#### Texto de lectura ####
Era un tarjetón de cartulina que en una cara incluía el sello y espacio para anotar la dirección del destinatario, dejando en blanco el dorso para que se pudiera escribir el correspondiente mensaje. Es a finales del siglo XIX, con la mejora de los métodos de impresión, cuando aparece la tarjeta postal ilustrada, impresa y editada por la industria privada. La Unión Postal Universal determinó que su tamaño fuera 9 x 14 cm., que después se amplió y pasó a ser de 10,5 x 15 cm.

En nuestros días, el servicio de correos las admite de varios tamaños que pueden exigir distinto franqueo, lo que quiere decir que se siguen editando y vendiendo, especialmente en enclaves turísticos como el nuestro. Las encontramos en los expositores que exhiben las librerías, los quioscos de prensa y hoteles.

Lo curioso es que, por lo general, ya no las compramos para darles el uso que les era propio. Las adquirimos, las más de las veces, porque ofreciéndonos una extraordinaria calidad de impresión, nos atrae determinado paisaje; o porque nos descubren rincones que conviene visitar; o porque nos dejan un recuerdo de lugares a los que no podremos volver; o las compramos, sencillamente, -yo lo hago con cierta frecuencia-, para utilizarlas como punto de libro.

Las más antiguas

Las postales más antiguas que recuerdo eran de tres tipos. La mayoría de ellas venían ilustradas en blanco y negro con argumentos folklóricos, paisajes y monumentos; las había también para felicitar las Pascuas con belenes y demás motivos navideños que rezaban el preceptivo «¡Feliz Navidad y próspero Año Nuevo!»; y abundaban, finalmente, unas tarjetas coloreadas en melancólicos sepias y amarillos, en melifluos rosas y leves azules, que mostraban motivos florales y parejas amarteladas.
#### Información extraída ####
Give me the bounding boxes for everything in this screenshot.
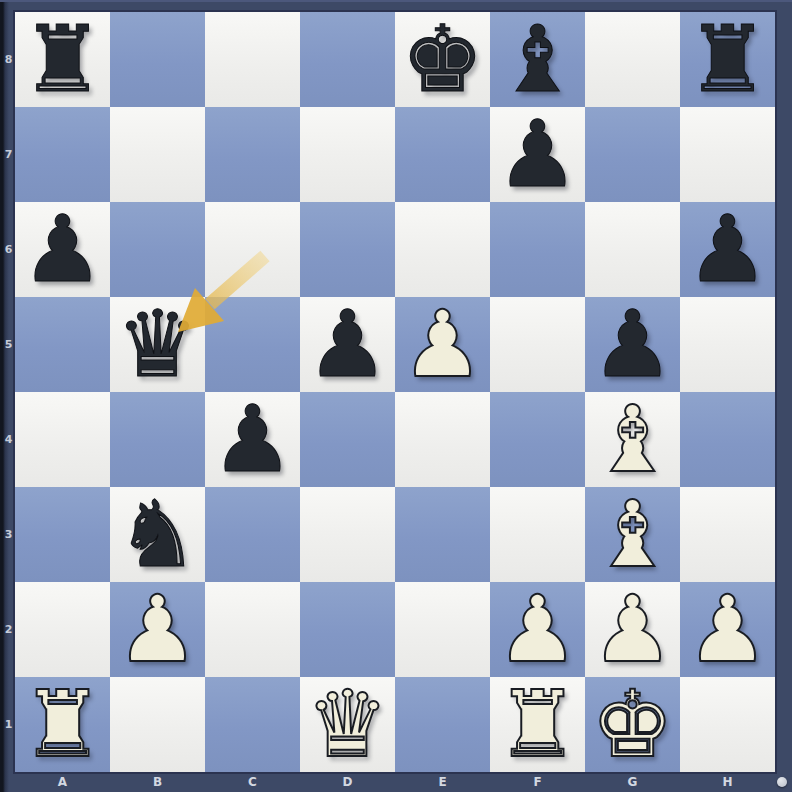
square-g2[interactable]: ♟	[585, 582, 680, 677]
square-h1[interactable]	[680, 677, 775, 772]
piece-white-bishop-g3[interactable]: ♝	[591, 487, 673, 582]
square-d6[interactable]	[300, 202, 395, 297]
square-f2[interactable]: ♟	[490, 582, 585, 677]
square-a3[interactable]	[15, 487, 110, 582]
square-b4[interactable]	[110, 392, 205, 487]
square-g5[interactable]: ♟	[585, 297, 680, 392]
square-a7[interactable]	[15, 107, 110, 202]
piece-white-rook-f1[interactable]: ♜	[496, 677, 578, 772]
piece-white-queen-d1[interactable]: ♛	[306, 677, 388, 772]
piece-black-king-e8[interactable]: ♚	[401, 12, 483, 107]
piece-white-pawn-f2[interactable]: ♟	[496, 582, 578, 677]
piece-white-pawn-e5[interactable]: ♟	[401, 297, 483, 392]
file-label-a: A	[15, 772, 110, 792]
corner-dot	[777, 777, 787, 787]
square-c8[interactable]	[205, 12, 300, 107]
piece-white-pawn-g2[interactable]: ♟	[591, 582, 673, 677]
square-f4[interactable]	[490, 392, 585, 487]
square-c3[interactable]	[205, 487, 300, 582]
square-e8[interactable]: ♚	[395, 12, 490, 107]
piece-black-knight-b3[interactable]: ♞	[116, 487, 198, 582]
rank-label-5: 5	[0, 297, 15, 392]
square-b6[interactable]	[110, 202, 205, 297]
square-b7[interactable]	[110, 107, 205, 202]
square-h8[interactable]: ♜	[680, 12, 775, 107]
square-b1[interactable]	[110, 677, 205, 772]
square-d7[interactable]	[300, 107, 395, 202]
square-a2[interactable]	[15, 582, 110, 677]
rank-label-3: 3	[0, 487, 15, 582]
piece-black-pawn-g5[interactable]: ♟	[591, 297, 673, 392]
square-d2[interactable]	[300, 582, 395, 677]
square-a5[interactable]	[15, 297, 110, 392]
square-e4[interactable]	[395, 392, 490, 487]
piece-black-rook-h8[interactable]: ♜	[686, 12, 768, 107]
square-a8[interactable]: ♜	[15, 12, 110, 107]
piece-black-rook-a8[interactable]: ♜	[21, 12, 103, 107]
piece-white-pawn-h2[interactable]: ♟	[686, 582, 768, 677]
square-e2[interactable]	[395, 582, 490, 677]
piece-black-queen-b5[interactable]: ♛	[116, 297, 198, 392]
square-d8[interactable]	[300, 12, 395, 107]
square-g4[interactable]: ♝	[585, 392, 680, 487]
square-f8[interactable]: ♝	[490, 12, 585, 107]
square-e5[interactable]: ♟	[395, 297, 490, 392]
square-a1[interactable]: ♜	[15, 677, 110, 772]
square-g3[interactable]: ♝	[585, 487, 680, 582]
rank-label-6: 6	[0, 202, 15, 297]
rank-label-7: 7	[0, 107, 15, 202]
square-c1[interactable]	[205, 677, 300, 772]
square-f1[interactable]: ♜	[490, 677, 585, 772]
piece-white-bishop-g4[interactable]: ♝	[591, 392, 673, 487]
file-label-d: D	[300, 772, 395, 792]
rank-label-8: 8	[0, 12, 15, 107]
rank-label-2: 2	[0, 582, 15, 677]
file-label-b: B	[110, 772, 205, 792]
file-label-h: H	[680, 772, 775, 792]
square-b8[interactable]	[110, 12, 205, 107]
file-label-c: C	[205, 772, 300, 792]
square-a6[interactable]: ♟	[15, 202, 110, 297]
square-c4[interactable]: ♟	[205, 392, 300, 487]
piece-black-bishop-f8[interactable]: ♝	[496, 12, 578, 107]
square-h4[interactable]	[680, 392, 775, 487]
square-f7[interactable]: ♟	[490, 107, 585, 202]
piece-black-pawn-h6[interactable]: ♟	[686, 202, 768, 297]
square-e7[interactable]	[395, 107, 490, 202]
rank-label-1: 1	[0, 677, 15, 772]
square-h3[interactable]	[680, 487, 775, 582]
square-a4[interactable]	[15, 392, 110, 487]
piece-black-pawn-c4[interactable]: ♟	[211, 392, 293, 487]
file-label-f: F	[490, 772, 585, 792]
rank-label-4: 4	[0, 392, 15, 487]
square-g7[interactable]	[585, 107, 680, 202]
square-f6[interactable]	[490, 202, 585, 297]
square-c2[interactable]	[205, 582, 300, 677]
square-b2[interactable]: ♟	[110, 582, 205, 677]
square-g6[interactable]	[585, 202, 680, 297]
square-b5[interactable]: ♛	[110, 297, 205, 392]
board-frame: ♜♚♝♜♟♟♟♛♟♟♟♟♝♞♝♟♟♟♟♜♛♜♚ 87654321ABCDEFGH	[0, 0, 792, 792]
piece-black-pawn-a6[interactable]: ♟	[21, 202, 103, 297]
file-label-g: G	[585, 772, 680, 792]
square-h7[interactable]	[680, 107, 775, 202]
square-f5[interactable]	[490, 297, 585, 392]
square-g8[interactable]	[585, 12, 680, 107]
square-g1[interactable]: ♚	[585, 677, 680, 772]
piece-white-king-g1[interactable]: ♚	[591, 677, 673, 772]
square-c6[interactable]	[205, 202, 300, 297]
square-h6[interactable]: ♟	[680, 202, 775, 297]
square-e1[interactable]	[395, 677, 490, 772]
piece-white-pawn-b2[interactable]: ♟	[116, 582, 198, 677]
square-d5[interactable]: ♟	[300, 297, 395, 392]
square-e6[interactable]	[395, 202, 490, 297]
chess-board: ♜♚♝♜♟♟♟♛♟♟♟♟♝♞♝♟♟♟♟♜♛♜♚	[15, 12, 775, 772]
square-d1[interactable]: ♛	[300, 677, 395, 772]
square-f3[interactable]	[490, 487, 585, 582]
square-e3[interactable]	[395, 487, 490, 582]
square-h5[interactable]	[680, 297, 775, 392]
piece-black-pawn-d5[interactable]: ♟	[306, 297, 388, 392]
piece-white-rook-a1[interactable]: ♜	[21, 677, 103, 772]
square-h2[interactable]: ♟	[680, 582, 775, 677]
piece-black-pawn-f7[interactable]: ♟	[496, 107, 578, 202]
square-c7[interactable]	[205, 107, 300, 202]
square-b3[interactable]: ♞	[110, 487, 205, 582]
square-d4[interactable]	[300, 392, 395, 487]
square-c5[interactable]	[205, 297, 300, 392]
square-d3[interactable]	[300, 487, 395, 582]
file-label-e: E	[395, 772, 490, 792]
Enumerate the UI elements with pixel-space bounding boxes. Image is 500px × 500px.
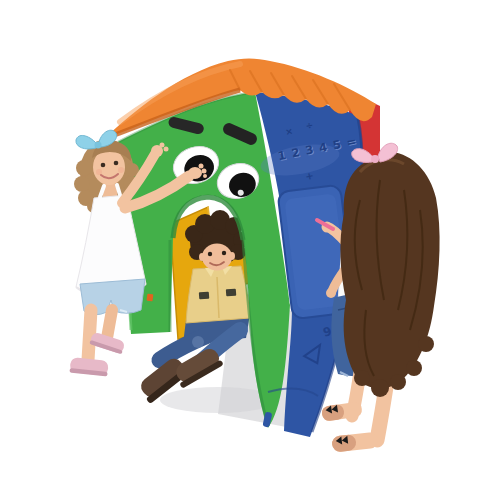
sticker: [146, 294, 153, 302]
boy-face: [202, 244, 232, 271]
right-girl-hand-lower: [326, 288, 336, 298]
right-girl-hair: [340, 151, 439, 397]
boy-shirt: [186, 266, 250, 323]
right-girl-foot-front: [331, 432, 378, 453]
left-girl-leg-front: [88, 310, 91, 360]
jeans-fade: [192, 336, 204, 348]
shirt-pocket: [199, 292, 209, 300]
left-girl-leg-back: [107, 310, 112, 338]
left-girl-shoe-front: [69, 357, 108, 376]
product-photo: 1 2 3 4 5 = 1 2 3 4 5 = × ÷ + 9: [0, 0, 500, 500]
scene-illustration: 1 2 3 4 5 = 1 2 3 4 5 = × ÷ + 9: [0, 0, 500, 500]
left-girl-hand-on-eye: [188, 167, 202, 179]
####
#### Información extraída ####
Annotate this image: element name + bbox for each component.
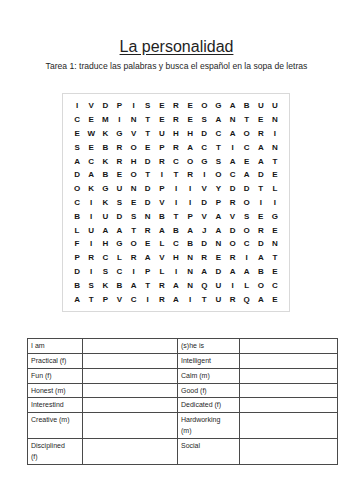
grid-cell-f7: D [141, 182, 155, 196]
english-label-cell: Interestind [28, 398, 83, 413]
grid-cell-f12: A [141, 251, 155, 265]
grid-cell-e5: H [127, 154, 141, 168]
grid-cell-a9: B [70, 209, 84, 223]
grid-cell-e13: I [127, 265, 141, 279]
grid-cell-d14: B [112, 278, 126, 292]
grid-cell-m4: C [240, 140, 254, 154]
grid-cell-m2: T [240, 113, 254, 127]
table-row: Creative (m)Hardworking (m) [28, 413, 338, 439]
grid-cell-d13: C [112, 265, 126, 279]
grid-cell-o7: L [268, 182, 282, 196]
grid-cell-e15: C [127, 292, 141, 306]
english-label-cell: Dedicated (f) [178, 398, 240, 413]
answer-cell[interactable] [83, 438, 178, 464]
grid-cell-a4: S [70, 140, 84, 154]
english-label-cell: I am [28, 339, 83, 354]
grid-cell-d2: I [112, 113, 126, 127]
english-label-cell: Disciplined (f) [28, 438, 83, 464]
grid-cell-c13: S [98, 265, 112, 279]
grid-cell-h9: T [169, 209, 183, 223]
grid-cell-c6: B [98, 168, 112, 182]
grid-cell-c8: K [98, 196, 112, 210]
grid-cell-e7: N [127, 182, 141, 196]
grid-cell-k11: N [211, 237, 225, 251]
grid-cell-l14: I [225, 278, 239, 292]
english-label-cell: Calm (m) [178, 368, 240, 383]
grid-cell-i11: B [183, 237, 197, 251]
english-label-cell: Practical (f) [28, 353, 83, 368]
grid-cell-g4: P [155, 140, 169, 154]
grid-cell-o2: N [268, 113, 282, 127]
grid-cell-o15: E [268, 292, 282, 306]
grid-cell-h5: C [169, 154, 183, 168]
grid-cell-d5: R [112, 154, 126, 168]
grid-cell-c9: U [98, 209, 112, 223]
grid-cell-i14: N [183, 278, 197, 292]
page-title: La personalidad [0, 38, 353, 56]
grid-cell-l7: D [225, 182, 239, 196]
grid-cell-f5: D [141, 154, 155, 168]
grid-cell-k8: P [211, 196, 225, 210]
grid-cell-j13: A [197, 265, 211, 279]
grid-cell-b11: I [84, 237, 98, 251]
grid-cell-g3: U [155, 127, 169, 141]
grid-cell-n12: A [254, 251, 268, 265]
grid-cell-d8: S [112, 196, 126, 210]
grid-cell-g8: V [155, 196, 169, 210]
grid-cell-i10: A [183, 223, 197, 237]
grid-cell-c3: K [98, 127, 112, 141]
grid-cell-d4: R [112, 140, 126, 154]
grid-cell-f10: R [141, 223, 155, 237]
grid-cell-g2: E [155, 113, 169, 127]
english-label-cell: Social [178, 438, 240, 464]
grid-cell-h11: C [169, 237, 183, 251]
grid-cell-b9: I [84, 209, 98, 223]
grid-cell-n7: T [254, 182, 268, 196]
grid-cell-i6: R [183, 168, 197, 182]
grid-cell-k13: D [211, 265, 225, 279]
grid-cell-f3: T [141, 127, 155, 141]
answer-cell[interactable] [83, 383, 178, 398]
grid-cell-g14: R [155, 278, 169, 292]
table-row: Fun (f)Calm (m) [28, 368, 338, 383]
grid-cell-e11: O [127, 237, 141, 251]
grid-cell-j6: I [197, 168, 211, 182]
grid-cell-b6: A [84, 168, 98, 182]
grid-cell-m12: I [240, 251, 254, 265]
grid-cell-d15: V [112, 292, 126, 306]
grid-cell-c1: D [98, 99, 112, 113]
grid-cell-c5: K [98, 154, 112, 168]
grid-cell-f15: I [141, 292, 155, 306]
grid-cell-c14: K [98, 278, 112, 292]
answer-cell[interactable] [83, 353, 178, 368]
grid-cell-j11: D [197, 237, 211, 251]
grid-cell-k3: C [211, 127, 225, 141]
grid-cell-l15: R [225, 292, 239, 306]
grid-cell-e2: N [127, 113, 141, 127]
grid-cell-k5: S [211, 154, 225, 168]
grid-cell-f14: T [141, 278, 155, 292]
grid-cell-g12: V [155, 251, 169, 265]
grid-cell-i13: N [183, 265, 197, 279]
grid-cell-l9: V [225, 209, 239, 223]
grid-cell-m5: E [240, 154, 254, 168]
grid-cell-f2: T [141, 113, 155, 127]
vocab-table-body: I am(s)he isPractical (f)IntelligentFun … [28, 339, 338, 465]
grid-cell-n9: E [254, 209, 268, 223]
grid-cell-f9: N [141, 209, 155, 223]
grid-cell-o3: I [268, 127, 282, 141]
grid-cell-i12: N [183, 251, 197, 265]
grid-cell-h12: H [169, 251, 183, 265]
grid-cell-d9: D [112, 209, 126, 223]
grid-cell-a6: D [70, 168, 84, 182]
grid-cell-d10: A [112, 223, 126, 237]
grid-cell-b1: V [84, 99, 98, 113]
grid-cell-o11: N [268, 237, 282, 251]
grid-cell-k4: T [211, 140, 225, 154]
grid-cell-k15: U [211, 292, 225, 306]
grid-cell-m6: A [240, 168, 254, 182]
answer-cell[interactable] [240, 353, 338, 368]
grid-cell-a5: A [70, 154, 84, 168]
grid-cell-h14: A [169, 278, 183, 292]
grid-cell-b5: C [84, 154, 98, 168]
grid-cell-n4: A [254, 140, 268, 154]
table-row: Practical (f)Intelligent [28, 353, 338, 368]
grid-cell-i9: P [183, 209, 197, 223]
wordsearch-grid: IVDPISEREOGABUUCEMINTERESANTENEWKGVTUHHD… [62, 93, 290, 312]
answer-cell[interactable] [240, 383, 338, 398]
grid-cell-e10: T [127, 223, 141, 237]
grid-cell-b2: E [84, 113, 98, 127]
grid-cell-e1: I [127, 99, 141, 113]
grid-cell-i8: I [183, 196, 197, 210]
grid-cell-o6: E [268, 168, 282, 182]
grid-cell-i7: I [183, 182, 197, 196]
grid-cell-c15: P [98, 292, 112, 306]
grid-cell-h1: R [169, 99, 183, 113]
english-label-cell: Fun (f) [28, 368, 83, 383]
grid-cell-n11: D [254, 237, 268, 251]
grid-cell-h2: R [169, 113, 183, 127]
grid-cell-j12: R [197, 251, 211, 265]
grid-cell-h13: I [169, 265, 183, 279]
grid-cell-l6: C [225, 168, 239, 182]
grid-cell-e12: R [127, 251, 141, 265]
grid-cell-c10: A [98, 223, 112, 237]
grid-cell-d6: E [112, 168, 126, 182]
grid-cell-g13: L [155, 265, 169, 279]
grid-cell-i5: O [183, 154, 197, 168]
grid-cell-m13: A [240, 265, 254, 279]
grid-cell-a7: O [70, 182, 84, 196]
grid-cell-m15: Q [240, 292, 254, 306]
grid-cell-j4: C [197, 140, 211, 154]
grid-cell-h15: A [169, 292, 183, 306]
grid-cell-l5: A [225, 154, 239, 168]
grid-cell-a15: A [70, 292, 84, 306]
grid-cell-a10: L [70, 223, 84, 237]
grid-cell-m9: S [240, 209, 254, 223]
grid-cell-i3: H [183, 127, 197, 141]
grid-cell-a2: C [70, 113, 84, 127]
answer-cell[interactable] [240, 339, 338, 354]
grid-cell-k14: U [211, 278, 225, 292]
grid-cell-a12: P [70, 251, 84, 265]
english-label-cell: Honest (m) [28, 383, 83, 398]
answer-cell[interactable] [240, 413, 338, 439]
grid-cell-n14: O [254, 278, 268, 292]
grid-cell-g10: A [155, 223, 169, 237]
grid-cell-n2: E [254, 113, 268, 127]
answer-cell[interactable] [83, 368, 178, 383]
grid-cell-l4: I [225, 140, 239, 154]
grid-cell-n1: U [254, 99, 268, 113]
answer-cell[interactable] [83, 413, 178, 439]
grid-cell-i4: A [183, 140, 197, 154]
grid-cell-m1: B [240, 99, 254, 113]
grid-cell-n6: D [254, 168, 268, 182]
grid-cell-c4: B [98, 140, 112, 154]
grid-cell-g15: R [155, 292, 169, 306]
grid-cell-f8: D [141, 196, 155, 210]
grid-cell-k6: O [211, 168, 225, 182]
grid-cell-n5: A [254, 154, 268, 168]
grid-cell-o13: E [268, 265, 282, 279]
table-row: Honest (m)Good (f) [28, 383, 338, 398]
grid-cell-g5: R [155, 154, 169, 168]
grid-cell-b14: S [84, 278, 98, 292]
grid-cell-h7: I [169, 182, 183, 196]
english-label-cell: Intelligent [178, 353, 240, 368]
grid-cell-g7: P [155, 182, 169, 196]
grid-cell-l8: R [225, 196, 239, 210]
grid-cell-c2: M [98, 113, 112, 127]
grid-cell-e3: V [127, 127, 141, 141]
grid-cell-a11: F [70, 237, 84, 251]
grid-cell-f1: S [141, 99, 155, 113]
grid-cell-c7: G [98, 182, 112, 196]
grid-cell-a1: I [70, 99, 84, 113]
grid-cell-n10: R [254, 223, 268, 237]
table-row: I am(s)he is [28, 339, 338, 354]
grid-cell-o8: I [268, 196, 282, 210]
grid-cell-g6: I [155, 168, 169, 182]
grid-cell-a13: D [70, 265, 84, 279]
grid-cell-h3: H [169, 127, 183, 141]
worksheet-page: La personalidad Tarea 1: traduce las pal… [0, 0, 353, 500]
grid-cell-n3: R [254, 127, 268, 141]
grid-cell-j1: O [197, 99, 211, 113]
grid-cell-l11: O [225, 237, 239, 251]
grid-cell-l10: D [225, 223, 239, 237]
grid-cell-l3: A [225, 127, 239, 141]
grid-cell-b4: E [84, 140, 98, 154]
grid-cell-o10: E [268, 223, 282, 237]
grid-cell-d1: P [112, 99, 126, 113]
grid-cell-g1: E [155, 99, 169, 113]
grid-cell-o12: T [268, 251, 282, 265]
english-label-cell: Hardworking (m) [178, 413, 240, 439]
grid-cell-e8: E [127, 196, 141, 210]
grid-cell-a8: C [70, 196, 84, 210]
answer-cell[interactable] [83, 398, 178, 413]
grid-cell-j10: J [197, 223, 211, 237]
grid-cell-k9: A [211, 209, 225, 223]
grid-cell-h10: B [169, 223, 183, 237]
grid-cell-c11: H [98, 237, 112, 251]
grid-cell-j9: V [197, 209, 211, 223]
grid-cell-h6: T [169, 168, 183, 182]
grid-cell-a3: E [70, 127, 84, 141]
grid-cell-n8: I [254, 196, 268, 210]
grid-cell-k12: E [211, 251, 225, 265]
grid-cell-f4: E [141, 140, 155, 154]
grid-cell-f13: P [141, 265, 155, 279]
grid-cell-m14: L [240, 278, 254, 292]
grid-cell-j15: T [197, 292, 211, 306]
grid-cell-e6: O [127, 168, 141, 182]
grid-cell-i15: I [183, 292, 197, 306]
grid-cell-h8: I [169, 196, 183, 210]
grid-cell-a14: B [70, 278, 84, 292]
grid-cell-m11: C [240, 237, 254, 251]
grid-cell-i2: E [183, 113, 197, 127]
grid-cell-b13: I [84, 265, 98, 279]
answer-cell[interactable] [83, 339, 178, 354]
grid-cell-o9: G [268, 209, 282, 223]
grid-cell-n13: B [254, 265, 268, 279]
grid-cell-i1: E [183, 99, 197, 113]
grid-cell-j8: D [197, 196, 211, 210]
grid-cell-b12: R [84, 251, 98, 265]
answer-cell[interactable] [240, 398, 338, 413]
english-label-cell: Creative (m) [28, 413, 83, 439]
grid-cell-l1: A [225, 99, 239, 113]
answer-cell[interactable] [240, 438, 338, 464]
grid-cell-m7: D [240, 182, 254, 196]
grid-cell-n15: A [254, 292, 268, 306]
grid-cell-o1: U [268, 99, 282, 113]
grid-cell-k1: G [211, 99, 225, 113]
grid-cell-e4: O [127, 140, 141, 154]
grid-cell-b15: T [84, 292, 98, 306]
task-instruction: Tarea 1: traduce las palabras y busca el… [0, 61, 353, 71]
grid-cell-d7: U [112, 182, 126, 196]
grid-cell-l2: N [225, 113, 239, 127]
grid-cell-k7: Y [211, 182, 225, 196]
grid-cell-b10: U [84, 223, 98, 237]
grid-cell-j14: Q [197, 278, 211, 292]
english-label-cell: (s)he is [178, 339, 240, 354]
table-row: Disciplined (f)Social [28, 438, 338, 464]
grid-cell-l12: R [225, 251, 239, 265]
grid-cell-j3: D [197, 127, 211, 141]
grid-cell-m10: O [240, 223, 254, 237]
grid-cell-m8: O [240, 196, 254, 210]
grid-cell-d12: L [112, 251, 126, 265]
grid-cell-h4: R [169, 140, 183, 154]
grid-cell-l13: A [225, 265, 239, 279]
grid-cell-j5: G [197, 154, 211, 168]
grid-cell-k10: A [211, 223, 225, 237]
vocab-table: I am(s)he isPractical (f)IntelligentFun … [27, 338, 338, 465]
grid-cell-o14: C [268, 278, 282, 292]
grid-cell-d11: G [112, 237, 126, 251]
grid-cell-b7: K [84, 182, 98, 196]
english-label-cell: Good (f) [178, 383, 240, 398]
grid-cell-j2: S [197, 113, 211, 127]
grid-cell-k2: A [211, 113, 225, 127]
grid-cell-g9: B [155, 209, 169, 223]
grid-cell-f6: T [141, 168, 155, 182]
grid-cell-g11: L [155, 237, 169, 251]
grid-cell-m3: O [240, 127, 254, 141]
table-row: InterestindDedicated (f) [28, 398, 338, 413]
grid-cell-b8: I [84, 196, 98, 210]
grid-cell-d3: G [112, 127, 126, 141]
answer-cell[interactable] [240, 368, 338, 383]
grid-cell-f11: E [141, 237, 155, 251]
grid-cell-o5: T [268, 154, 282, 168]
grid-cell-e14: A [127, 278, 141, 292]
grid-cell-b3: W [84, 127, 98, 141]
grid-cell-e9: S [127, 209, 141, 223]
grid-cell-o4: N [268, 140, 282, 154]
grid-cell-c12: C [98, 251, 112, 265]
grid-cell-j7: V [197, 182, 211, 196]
####
Consigna:
Copia íntegro el texto sobre las tarjetas postales, sin alterar nada.

Solución:
Era un tarjetón de cartulina que en una cara incluía el sello y espacio para anotar la dirección del destinatario, dejando en blanco el dorso para que se pudiera escribir el correspondiente mensaje. Es a finales del siglo XIX, con la mejora de los métodos de impresión, cuando aparece la tarjeta postal ilustrada, impresa y editada por la industria privada. La Unión Postal Universal determinó que su tamaño fuera 9 x 14 cm., que después se amplió y pasó a ser de 10,5 x 15 cm.

En nuestros días, el servicio de correos las admite de varios tamaños que pueden exigir distinto franqueo, lo que quiere decir que se siguen editando y vendiendo, especialmente en enclaves turísticos como el nuestro. Las encontramos en los expositores que exhiben las librerías, los quioscos de prensa y hoteles.

Lo curioso es que, por lo general, ya no las compramos para darles el uso que les era propio. Las adquirimos, las más de las veces, porque ofreciéndonos una extraordinaria calidad de impresión, nos atrae determinado paisaje; o porque nos descubren rincones que conviene visitar; o porque nos dejan un recuerdo de lugares a los que no podremos volver; o las compramos, sencillamente, -yo lo hago con cierta frecuencia-, para utilizarlas como punto de libro.

Las más antiguas

Las postales más antiguas que recuerdo eran de tres tipos. La mayoría de ellas venían ilustradas en blanco y negro con argumentos folklóricos, paisajes y monumentos; las había también para felicitar las Pascuas con belenes y demás motivos navideños que rezaban el preceptivo «¡Feliz Navidad y próspero Año Nuevo!»; y abundaban, finalmente, unas tarjetas coloreadas en melancólicos sepias y amarillos, en melifluos rosas y leves azules, que mostraban motivos florales y parejas amarteladas.